>> Start DATA IN THIS EXERCISE

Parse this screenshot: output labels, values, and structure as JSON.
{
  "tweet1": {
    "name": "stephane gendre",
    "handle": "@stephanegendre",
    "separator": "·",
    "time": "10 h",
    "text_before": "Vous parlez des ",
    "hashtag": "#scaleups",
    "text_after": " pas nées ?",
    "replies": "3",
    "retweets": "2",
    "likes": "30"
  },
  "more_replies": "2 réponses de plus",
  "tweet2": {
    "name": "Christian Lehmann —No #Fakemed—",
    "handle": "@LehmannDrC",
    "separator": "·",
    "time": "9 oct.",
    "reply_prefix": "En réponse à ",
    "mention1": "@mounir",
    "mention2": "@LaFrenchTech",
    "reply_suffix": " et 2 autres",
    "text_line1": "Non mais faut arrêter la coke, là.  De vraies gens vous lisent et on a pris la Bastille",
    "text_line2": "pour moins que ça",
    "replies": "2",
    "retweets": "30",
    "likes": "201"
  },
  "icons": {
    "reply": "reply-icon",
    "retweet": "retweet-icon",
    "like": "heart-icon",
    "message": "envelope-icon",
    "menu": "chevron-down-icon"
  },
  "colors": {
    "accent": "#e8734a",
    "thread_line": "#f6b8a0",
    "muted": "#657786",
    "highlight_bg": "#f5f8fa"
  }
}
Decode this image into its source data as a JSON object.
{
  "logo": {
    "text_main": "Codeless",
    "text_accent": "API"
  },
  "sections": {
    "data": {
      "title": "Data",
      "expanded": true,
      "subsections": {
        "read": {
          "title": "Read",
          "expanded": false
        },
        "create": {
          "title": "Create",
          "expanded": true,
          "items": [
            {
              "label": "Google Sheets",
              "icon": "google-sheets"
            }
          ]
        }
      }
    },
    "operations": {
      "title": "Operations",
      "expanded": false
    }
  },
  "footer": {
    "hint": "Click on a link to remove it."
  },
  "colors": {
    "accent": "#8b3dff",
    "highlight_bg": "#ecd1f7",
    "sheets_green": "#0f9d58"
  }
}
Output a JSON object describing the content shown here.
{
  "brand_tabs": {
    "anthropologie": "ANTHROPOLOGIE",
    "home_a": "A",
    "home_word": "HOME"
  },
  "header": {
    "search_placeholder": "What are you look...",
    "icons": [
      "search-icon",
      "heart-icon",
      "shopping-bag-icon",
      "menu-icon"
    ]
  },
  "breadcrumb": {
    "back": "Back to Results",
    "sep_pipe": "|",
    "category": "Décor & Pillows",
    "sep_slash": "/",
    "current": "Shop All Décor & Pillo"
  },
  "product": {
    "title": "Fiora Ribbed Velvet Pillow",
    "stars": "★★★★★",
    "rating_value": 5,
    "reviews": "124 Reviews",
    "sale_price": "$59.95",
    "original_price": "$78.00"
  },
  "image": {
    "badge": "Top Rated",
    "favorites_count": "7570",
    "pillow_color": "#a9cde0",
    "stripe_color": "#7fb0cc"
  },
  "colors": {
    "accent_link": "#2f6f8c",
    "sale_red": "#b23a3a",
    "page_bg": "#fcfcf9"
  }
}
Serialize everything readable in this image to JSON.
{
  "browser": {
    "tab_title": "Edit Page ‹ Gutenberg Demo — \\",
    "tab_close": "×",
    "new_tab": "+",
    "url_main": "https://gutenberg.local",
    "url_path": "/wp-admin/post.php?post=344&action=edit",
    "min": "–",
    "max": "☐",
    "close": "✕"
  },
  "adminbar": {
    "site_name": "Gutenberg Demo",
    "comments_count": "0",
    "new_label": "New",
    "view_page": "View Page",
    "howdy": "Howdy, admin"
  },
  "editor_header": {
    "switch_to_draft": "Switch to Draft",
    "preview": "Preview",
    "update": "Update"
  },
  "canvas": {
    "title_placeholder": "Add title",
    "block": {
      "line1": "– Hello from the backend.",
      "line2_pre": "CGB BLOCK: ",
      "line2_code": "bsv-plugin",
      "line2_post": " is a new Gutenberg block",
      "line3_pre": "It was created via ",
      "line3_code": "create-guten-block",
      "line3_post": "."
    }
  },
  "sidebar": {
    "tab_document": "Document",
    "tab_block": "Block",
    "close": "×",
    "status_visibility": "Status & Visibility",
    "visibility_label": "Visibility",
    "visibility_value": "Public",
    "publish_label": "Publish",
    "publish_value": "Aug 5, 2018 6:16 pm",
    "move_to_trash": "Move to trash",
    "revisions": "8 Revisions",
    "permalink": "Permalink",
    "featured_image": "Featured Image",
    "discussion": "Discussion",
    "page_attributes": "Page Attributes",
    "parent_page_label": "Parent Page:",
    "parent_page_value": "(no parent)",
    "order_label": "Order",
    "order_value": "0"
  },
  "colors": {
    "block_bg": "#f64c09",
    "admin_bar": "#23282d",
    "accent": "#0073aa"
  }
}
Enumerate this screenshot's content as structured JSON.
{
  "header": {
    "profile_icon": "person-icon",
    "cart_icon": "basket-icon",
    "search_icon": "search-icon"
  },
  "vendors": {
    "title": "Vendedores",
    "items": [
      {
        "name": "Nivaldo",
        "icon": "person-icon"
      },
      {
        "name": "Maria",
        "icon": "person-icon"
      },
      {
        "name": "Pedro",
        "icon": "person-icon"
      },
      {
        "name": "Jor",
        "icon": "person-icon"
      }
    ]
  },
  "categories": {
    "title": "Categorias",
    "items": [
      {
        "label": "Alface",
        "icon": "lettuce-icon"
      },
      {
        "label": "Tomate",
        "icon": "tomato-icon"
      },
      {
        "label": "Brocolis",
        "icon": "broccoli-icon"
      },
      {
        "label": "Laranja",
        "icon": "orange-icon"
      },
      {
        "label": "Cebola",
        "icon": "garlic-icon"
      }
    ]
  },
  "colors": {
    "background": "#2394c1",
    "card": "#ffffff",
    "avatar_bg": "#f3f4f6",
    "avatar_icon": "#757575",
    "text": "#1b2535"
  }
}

>> End DATA IN THIS EXERCISE

* THE REQUEST *
Scan the data above and copy every line with "Décor" in it.

* WRITTEN SOLUTION *
    "category": "Décor & Pillows",
    "current": "Shop All Décor & Pillo"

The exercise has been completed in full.